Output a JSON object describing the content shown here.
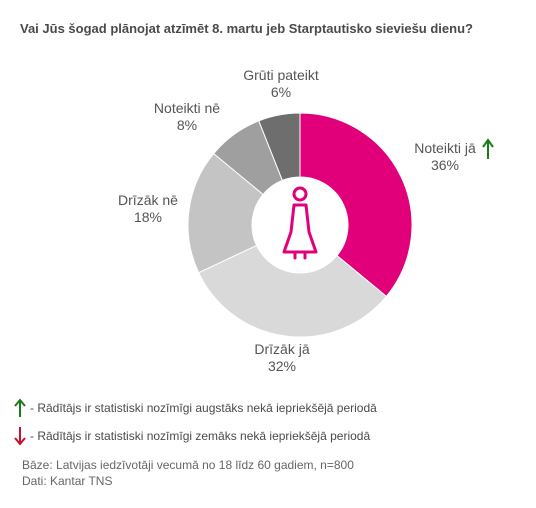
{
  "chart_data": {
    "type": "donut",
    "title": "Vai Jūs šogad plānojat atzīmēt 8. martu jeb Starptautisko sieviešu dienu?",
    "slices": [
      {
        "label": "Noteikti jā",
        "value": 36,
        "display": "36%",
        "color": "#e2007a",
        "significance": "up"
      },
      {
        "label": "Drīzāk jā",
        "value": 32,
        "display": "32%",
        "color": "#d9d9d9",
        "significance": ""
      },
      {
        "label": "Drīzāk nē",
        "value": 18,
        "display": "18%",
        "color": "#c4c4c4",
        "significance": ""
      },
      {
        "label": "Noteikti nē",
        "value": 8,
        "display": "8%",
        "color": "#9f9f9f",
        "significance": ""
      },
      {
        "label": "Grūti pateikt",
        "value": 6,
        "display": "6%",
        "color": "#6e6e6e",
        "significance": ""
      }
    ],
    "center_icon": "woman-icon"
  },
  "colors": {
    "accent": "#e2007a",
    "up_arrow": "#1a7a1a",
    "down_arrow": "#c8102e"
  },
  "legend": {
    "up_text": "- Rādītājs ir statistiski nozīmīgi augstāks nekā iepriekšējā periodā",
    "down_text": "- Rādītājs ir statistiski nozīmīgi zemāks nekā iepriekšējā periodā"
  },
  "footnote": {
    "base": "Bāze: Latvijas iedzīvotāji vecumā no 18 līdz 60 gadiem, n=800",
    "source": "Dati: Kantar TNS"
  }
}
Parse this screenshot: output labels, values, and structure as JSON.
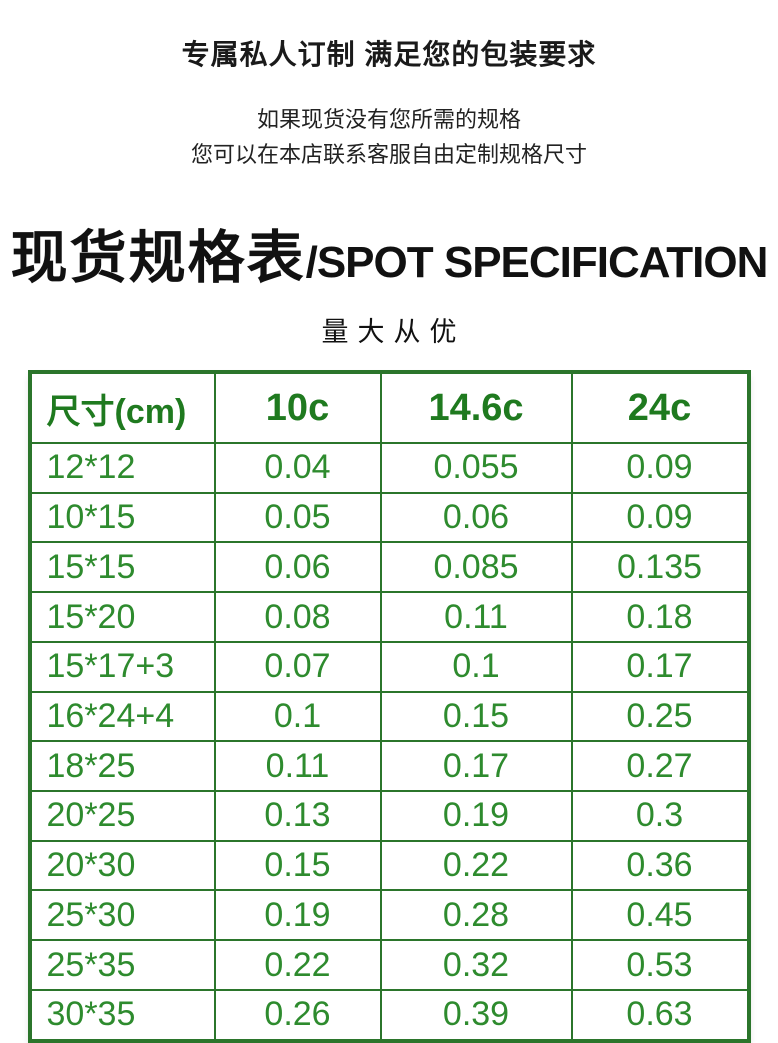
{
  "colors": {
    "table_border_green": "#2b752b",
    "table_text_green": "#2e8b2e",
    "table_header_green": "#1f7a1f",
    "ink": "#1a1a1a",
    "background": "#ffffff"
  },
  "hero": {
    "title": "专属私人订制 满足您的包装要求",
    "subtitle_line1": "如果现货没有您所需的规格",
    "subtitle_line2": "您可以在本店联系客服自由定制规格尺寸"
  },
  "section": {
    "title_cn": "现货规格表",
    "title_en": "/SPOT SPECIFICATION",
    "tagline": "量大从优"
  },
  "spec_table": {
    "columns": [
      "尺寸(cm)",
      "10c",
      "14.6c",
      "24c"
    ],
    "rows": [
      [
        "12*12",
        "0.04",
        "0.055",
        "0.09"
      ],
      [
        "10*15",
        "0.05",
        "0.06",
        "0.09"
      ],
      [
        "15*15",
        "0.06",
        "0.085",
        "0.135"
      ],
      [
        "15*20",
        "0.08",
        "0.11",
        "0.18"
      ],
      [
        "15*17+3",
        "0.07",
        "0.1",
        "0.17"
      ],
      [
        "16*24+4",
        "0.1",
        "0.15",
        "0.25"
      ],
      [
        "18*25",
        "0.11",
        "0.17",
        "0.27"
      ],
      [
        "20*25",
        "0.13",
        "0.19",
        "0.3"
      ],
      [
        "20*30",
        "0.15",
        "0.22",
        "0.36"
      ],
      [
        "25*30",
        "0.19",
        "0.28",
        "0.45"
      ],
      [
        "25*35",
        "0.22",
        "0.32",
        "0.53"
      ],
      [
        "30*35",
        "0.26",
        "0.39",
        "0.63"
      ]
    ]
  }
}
....
GOAL: Repeat the entries exactly and keep the pictures out of the copy.

RESULT OF THIS EXERCISE:
Output a JSON object describing the content shown here.
{
  "chart_data": {
    "type": "donut",
    "title": "Vai Jūs šogad plānojat atzīmēt 8. martu jeb Starptautisko sieviešu dienu?",
    "slices": [
      {
        "label": "Noteikti jā",
        "value": 36,
        "display": "36%",
        "color": "#e2007a",
        "significance": "up"
      },
      {
        "label": "Drīzāk jā",
        "value": 32,
        "display": "32%",
        "color": "#d9d9d9",
        "significance": ""
      },
      {
        "label": "Drīzāk nē",
        "value": 18,
        "display": "18%",
        "color": "#c4c4c4",
        "significance": ""
      },
      {
        "label": "Noteikti nē",
        "value": 8,
        "display": "8%",
        "color": "#9f9f9f",
        "significance": ""
      },
      {
        "label": "Grūti pateikt",
        "value": 6,
        "display": "6%",
        "color": "#6e6e6e",
        "significance": ""
      }
    ],
    "center_icon": "woman-icon"
  },
  "colors": {
    "accent": "#e2007a",
    "up_arrow": "#1a7a1a",
    "down_arrow": "#c8102e"
  },
  "legend": {
    "up_text": "- Rādītājs ir statistiski nozīmīgi augstāks nekā iepriekšējā periodā",
    "down_text": "- Rādītājs ir statistiski nozīmīgi zemāks nekā iepriekšējā periodā"
  },
  "footnote": {
    "base": "Bāze: Latvijas iedzīvotāji vecumā no 18 līdz 60 gadiem, n=800",
    "source": "Dati: Kantar TNS"
  }
}
Parse this screenshot: output labels, values, and structure as JSON.
{
  "colors": {
    "table_border_green": "#2b752b",
    "table_text_green": "#2e8b2e",
    "table_header_green": "#1f7a1f",
    "ink": "#1a1a1a",
    "background": "#ffffff"
  },
  "hero": {
    "title": "专属私人订制 满足您的包装要求",
    "subtitle_line1": "如果现货没有您所需的规格",
    "subtitle_line2": "您可以在本店联系客服自由定制规格尺寸"
  },
  "section": {
    "title_cn": "现货规格表",
    "title_en": "/SPOT SPECIFICATION",
    "tagline": "量大从优"
  },
  "spec_table": {
    "columns": [
      "尺寸(cm)",
      "10c",
      "14.6c",
      "24c"
    ],
    "rows": [
      [
        "12*12",
        "0.04",
        "0.055",
        "0.09"
      ],
      [
        "10*15",
        "0.05",
        "0.06",
        "0.09"
      ],
      [
        "15*15",
        "0.06",
        "0.085",
        "0.135"
      ],
      [
        "15*20",
        "0.08",
        "0.11",
        "0.18"
      ],
      [
        "15*17+3",
        "0.07",
        "0.1",
        "0.17"
      ],
      [
        "16*24+4",
        "0.1",
        "0.15",
        "0.25"
      ],
      [
        "18*25",
        "0.11",
        "0.17",
        "0.27"
      ],
      [
        "20*25",
        "0.13",
        "0.19",
        "0.3"
      ],
      [
        "20*30",
        "0.15",
        "0.22",
        "0.36"
      ],
      [
        "25*30",
        "0.19",
        "0.28",
        "0.45"
      ],
      [
        "25*35",
        "0.22",
        "0.32",
        "0.53"
      ],
      [
        "30*35",
        "0.26",
        "0.39",
        "0.63"
      ]
    ]
  }
}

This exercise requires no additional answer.